--- START ---

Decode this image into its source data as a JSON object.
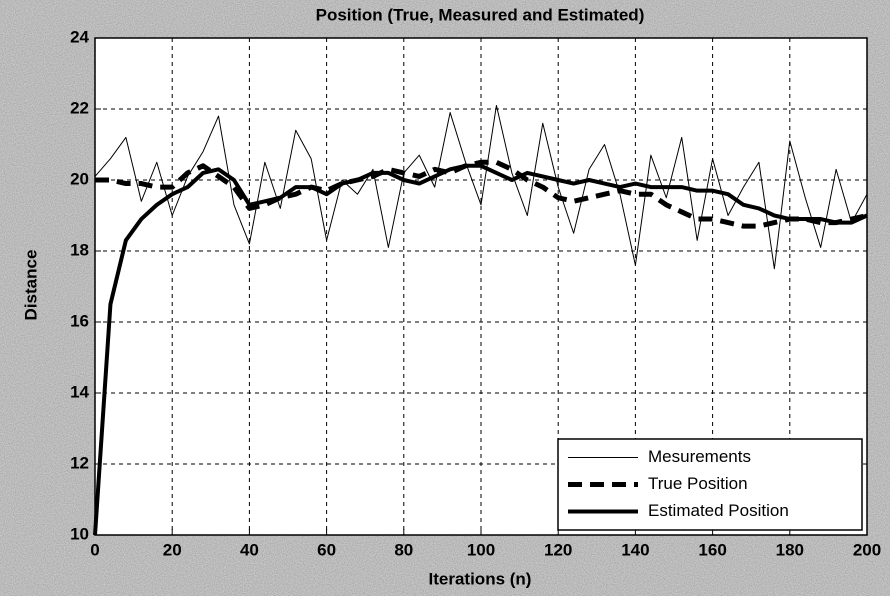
{
  "chart_data": {
    "type": "line",
    "title": "Position (True, Measured and Estimated)",
    "x_label": "Iterations (n)",
    "y_label": "Distance",
    "x": [
      0,
      4,
      8,
      12,
      16,
      20,
      24,
      28,
      32,
      36,
      40,
      44,
      48,
      52,
      56,
      60,
      64,
      68,
      72,
      76,
      80,
      84,
      88,
      92,
      96,
      100,
      104,
      108,
      112,
      116,
      120,
      124,
      128,
      132,
      136,
      140,
      144,
      148,
      152,
      156,
      160,
      164,
      168,
      172,
      176,
      180,
      184,
      188,
      192,
      196,
      200
    ],
    "series": [
      {
        "name": "Mesurements",
        "color": "#000000",
        "style": "solid",
        "width": 1,
        "values": [
          20.1,
          20.6,
          21.2,
          19.4,
          20.5,
          19.0,
          20.1,
          20.8,
          21.8,
          19.3,
          18.2,
          20.5,
          19.2,
          21.4,
          20.6,
          18.3,
          20.0,
          19.6,
          20.3,
          18.1,
          20.2,
          20.7,
          19.8,
          21.9,
          20.5,
          19.3,
          22.1,
          20.2,
          19.0,
          21.6,
          19.8,
          18.5,
          20.3,
          21.0,
          19.6,
          17.6,
          20.7,
          19.5,
          21.2,
          18.3,
          20.6,
          19.0,
          19.8,
          20.5,
          17.5,
          21.1,
          19.5,
          18.1,
          20.3,
          18.8,
          19.6
        ]
      },
      {
        "name": "True Position",
        "color": "#000000",
        "style": "dashed",
        "width": 5,
        "values": [
          20,
          20,
          19.9,
          19.9,
          19.8,
          19.8,
          20.2,
          20.4,
          20.1,
          19.8,
          19.2,
          19.3,
          19.5,
          19.6,
          19.8,
          19.7,
          19.9,
          20,
          20.1,
          20.3,
          20.2,
          20.1,
          20.3,
          20.2,
          20.4,
          20.5,
          20.5,
          20.3,
          20,
          19.8,
          19.5,
          19.4,
          19.5,
          19.6,
          19.7,
          19.6,
          19.6,
          19.3,
          19.1,
          18.9,
          18.9,
          18.8,
          18.7,
          18.7,
          18.8,
          18.9,
          18.9,
          18.8,
          18.8,
          18.9,
          19.0
        ]
      },
      {
        "name": "Estimated Position",
        "color": "#000000",
        "style": "solid",
        "width": 4,
        "values": [
          10,
          16.5,
          18.3,
          18.9,
          19.3,
          19.6,
          19.8,
          20.2,
          20.3,
          20.0,
          19.3,
          19.4,
          19.5,
          19.8,
          19.8,
          19.6,
          19.9,
          20.0,
          20.2,
          20.2,
          20.0,
          19.9,
          20.1,
          20.3,
          20.4,
          20.4,
          20.2,
          20.0,
          20.2,
          20.1,
          20.0,
          19.9,
          20.0,
          19.9,
          19.8,
          19.9,
          19.8,
          19.8,
          19.8,
          19.7,
          19.7,
          19.6,
          19.3,
          19.2,
          19.0,
          18.9,
          18.9,
          18.9,
          18.8,
          18.8,
          19.0
        ]
      }
    ],
    "xlim": [
      0,
      200
    ],
    "xticks": [
      0,
      20,
      40,
      60,
      80,
      100,
      120,
      140,
      160,
      180,
      200
    ],
    "ylim": [
      10,
      24
    ],
    "yticks": [
      10,
      12,
      14,
      16,
      18,
      20,
      22,
      24
    ],
    "grid": true,
    "legend": "lower right"
  }
}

--- END ---

• Written task
Print every record above exactly as written, leaving out the pictures.

• Exercise output
Decode this image into its source data as a JSON object.
{
  "chart_data": {
    "type": "line",
    "title": "Position (True, Measured and Estimated)",
    "x_label": "Iterations (n)",
    "y_label": "Distance",
    "x": [
      0,
      4,
      8,
      12,
      16,
      20,
      24,
      28,
      32,
      36,
      40,
      44,
      48,
      52,
      56,
      60,
      64,
      68,
      72,
      76,
      80,
      84,
      88,
      92,
      96,
      100,
      104,
      108,
      112,
      116,
      120,
      124,
      128,
      132,
      136,
      140,
      144,
      148,
      152,
      156,
      160,
      164,
      168,
      172,
      176,
      180,
      184,
      188,
      192,
      196,
      200
    ],
    "series": [
      {
        "name": "Mesurements",
        "color": "#000000",
        "style": "solid",
        "width": 1,
        "values": [
          20.1,
          20.6,
          21.2,
          19.4,
          20.5,
          19.0,
          20.1,
          20.8,
          21.8,
          19.3,
          18.2,
          20.5,
          19.2,
          21.4,
          20.6,
          18.3,
          20.0,
          19.6,
          20.3,
          18.1,
          20.2,
          20.7,
          19.8,
          21.9,
          20.5,
          19.3,
          22.1,
          20.2,
          19.0,
          21.6,
          19.8,
          18.5,
          20.3,
          21.0,
          19.6,
          17.6,
          20.7,
          19.5,
          21.2,
          18.3,
          20.6,
          19.0,
          19.8,
          20.5,
          17.5,
          21.1,
          19.5,
          18.1,
          20.3,
          18.8,
          19.6
        ]
      },
      {
        "name": "True Position",
        "color": "#000000",
        "style": "dashed",
        "width": 5,
        "values": [
          20,
          20,
          19.9,
          19.9,
          19.8,
          19.8,
          20.2,
          20.4,
          20.1,
          19.8,
          19.2,
          19.3,
          19.5,
          19.6,
          19.8,
          19.7,
          19.9,
          20,
          20.1,
          20.3,
          20.2,
          20.1,
          20.3,
          20.2,
          20.4,
          20.5,
          20.5,
          20.3,
          20,
          19.8,
          19.5,
          19.4,
          19.5,
          19.6,
          19.7,
          19.6,
          19.6,
          19.3,
          19.1,
          18.9,
          18.9,
          18.8,
          18.7,
          18.7,
          18.8,
          18.9,
          18.9,
          18.8,
          18.8,
          18.9,
          19.0
        ]
      },
      {
        "name": "Estimated Position",
        "color": "#000000",
        "style": "solid",
        "width": 4,
        "values": [
          10,
          16.5,
          18.3,
          18.9,
          19.3,
          19.6,
          19.8,
          20.2,
          20.3,
          20.0,
          19.3,
          19.4,
          19.5,
          19.8,
          19.8,
          19.6,
          19.9,
          20.0,
          20.2,
          20.2,
          20.0,
          19.9,
          20.1,
          20.3,
          20.4,
          20.4,
          20.2,
          20.0,
          20.2,
          20.1,
          20.0,
          19.9,
          20.0,
          19.9,
          19.8,
          19.9,
          19.8,
          19.8,
          19.8,
          19.7,
          19.7,
          19.6,
          19.3,
          19.2,
          19.0,
          18.9,
          18.9,
          18.9,
          18.8,
          18.8,
          19.0
        ]
      }
    ],
    "xlim": [
      0,
      200
    ],
    "xticks": [
      0,
      20,
      40,
      60,
      80,
      100,
      120,
      140,
      160,
      180,
      200
    ],
    "ylim": [
      10,
      24
    ],
    "yticks": [
      10,
      12,
      14,
      16,
      18,
      20,
      22,
      24
    ],
    "grid": true,
    "legend": "lower right"
  }
}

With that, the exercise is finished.